B, an alien individual, is a resident of foreign country X, under X’s internal law. Country X is a party to an income tax convention with the United States. B is also a resident of the United States under the Internal Revenue Code. B is considered to be a resident of country X under the convention. The convention does not specifically deal with characterization of foreign corporations as controlled foreign corporations or the taxability of United States shareholders on inclusions of subpart F income, but it provides, in an “Other Income” article similar to Article 21 of the 1981 draft of the United States Model Income Tax Convention (U.S. Model), that items of income of a resident of country X that are not specifically dealt with in the convention shall be taxable only in country X. B owns 80% of the one class of stock of foreign corporation R. The remaining 20% is owned by C, a United States citizen who is unrelated to B. In 1985, corporation R’s only income is interest that is foreign personal holding company income under § 1.954A-2 of this chapter. Because the United States-X income tax convention does not deal with characterization of foreign corporations as controlled foreign corporations, United States internal income tax law applies. Therefore, B and C are United States shareholders within the meaning of § 1.951–1(g) of this chapter, corporation R is a controlled foreign corporation within the meaning of § 1.957–1 of this chapter, and corporation R’s income is included in C’s income as subpart F income under § 1.951–1 of this chapter. B may avoid current taxation on his share of the subpart F inclusion by filing as a nonresident (i.e., by following the procedure in § 301.7701(b)–7(b)).

Required work:
[1] Please reproduce the rows below, from the first row through the row containing "home-stat-bar-track xyxy=(84,141,296,163)", with both ends included.
[2] Carry on the tax residency passage above, starting right after its final sentence.

The records:
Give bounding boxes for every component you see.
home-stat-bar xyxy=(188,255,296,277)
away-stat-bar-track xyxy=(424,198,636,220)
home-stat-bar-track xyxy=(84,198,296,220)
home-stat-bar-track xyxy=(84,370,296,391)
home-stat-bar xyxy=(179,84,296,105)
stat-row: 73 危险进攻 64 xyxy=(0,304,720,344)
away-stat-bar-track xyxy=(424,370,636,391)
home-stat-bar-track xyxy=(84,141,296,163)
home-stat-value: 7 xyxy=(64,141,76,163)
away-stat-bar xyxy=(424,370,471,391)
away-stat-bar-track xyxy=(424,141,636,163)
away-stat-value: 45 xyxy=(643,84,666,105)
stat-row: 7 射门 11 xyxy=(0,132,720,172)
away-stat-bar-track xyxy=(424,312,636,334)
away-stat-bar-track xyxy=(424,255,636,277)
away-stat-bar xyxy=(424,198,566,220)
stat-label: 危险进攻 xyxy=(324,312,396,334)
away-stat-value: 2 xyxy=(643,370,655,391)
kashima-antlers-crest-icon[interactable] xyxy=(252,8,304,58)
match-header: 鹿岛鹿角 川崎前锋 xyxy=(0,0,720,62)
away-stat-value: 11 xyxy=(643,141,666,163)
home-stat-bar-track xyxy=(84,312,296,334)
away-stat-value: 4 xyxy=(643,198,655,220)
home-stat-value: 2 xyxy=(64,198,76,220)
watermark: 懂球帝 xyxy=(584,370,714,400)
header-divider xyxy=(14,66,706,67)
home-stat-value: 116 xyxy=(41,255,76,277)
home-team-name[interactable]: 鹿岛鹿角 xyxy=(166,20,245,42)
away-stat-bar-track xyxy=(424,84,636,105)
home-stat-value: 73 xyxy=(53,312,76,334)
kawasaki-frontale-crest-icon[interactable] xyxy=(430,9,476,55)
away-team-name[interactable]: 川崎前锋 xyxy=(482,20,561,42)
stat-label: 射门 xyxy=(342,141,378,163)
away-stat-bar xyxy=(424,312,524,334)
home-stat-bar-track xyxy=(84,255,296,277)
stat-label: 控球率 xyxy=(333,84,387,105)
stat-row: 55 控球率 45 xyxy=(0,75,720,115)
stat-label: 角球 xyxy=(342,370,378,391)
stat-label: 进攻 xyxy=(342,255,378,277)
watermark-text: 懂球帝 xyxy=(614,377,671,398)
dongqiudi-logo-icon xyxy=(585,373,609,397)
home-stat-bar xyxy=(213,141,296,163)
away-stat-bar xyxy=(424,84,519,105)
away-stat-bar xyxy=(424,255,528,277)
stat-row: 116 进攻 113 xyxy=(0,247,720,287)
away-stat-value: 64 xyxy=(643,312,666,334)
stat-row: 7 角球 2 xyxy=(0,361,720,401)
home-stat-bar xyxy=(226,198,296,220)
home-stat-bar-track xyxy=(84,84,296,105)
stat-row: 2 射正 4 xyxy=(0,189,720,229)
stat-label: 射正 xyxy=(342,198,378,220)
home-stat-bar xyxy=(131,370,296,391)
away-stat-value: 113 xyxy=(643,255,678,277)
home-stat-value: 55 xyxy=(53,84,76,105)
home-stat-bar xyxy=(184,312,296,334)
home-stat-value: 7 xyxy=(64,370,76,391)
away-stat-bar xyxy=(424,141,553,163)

Answers provided:
[1]
Give bounding boxes for every component you see.
home-stat-bar xyxy=(188,255,296,277)
away-stat-bar-track xyxy=(424,198,636,220)
home-stat-bar-track xyxy=(84,198,296,220)
home-stat-bar-track xyxy=(84,370,296,391)
home-stat-bar xyxy=(179,84,296,105)
stat-row: 73 危险进攻 64 xyxy=(0,304,720,344)
away-stat-bar-track xyxy=(424,370,636,391)
home-stat-bar-track xyxy=(84,141,296,163)

[2]
Example 2.

The facts are the same as in Example 1, except that B also earns United States source dividend income. The United States-X income tax convention provides that the rate of United States tax on United States source dividends paid to residents of country X shall not exceed 15 percent of the gross amount of the dividends. B’s United States tax liability with respect to the dividends would be smaller if he were treated as a resident alien, subject to tax on a net basis (i.e., after the allowance of deductions) than if he were treated as a nonresident alien. If, however, B chooses to file as a nonresident in order to claim treaty benefits with respect to his share of R’s subpart F income, his overall United States tax liability, including the portion attributable to the dividends, must be determined as if he were a nonresident alien.

Example 3.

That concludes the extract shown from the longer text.